== What this task involves ==
Below are some entries. Copy each line that holds the string "IPSOS".

== Dataset entries on figures ==

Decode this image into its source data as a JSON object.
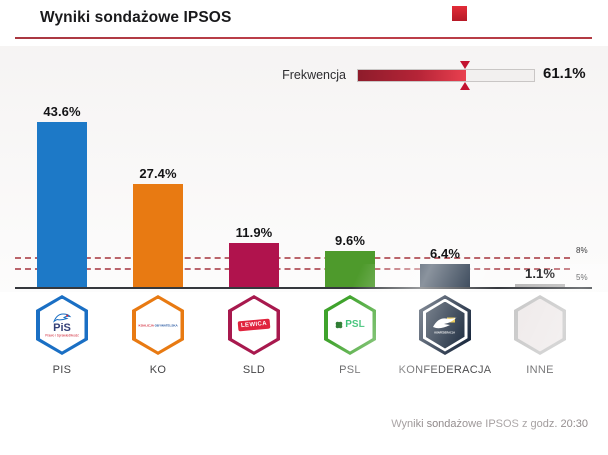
{
  "header": {
    "title": "Wyniki sondażowe IPSOS"
  },
  "turnout": {
    "label": "Frekwencja",
    "percent": 61.1,
    "value_label": "61.1%"
  },
  "chart_data": {
    "type": "bar",
    "title": "Wyniki sondażowe IPSOS",
    "categories": [
      "PIS",
      "KO",
      "SLD",
      "PSL",
      "KONFEDERACJA",
      "INNE"
    ],
    "values": [
      43.6,
      27.4,
      11.9,
      9.6,
      6.4,
      1.1
    ],
    "value_labels": [
      "43.6%",
      "27.4%",
      "11.9%",
      "9.6%",
      "6.4%",
      "1.1%"
    ],
    "bar_colors": [
      "#1d79c7",
      "#e87a12",
      "#b0134d",
      "#4e9a2c",
      "#16273c",
      "#b6b5b5"
    ],
    "thresholds": [
      {
        "label": "8%",
        "value": 8,
        "label_side": "above"
      },
      {
        "label": "5%",
        "value": 5,
        "label_side": "below"
      }
    ],
    "xlabel": "",
    "ylabel": "",
    "ylim": [
      0,
      47
    ],
    "grid": false,
    "legend": false
  },
  "parties": [
    {
      "name": "PIS",
      "hex_border": "#1a6fc4",
      "logo": {
        "type": "pis",
        "main": "PiS",
        "sub": "Prawo i Sprawiedliwość"
      }
    },
    {
      "name": "KO",
      "hex_border": "#e87a12",
      "logo": {
        "type": "ko",
        "line1": "KOALICJA",
        "line2": "OBYWATELSKA",
        "color1": "#d02030",
        "color2": "#1c4f9c"
      }
    },
    {
      "name": "SLD",
      "hex_border": "#a8194e",
      "logo": {
        "type": "sld",
        "text": "LEWICA"
      }
    },
    {
      "name": "PSL",
      "hex_border": "#3fa32c",
      "logo": {
        "type": "psl",
        "text": "PSL"
      }
    },
    {
      "name": "KONFEDERACJA",
      "hex_border": "#15243a",
      "logo": {
        "type": "konfederacja",
        "text": "KONFEDERACJA"
      }
    },
    {
      "name": "INNE",
      "hex_border": "#c4c4c4",
      "logo": {
        "type": "empty"
      }
    }
  ],
  "footer": {
    "note": "Wyniki sondażowe IPSOS z godz. 20:30"
  }
}
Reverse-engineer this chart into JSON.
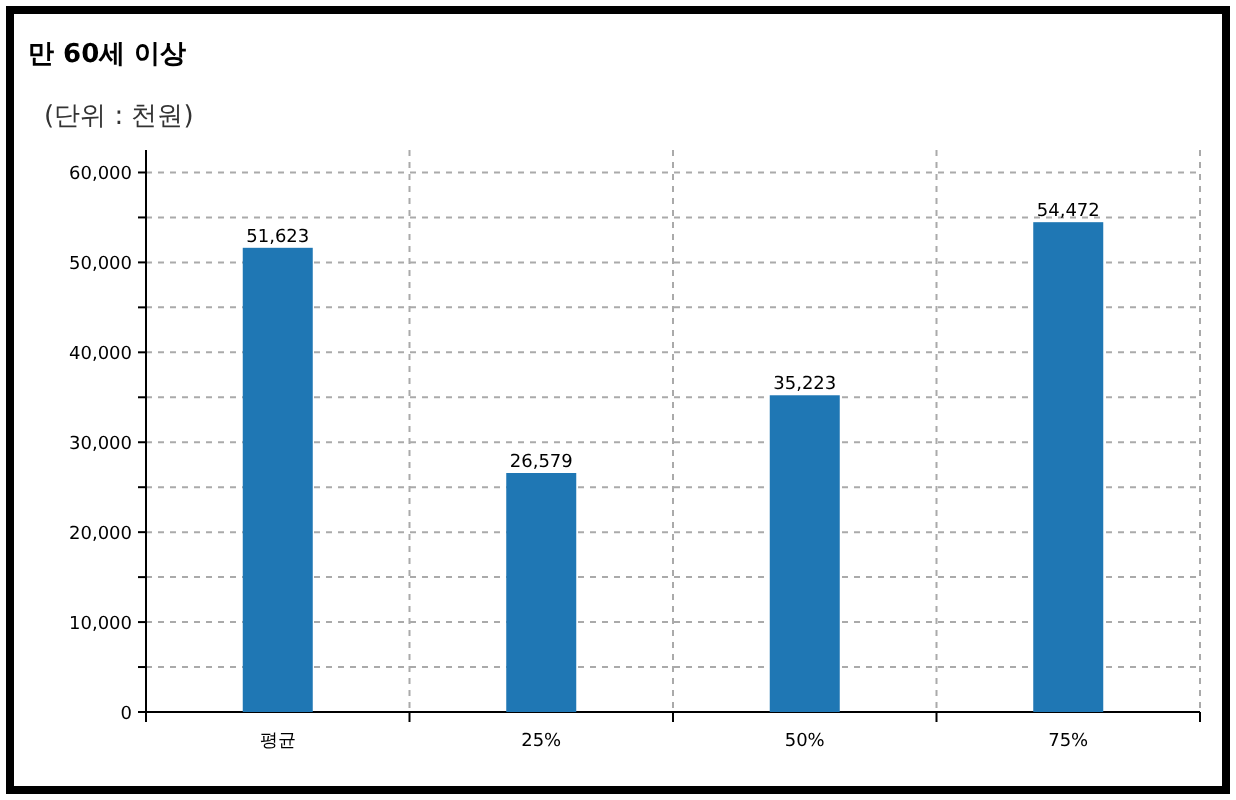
{
  "chart_data": {
    "type": "bar",
    "title": "만 60세 이상",
    "subtitle": "(단위 : 천원)",
    "categories": [
      "평균",
      "25%",
      "50%",
      "75%"
    ],
    "values": [
      51623,
      26579,
      35223,
      54472
    ],
    "value_labels": [
      "51,623",
      "26,579",
      "35,223",
      "54,472"
    ],
    "color": "#1f77b4",
    "ylim": [
      0,
      62500
    ],
    "yticks": [
      0,
      {
        "value": 5000,
        "label": null
      },
      {
        "value": 10000,
        "label": "10,000"
      },
      {
        "value": 15000,
        "label": null
      },
      {
        "value": 20000,
        "label": "20,000"
      },
      {
        "value": 25000,
        "label": null
      },
      {
        "value": 30000,
        "label": "30,000"
      },
      {
        "value": 35000,
        "label": null
      },
      {
        "value": 40000,
        "label": "40,000"
      },
      {
        "value": 45000,
        "label": null
      },
      {
        "value": 50000,
        "label": "50,000"
      },
      {
        "value": 55000,
        "label": null
      },
      {
        "value": 60000,
        "label": "60,000"
      }
    ],
    "grid": true
  }
}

== Output for this task ==
    "title": "Wyniki sondażowe IPSOS"
    "title": "Wyniki sondażowe IPSOS",
    "note": "Wyniki sondażowe IPSOS z godz. 20:30"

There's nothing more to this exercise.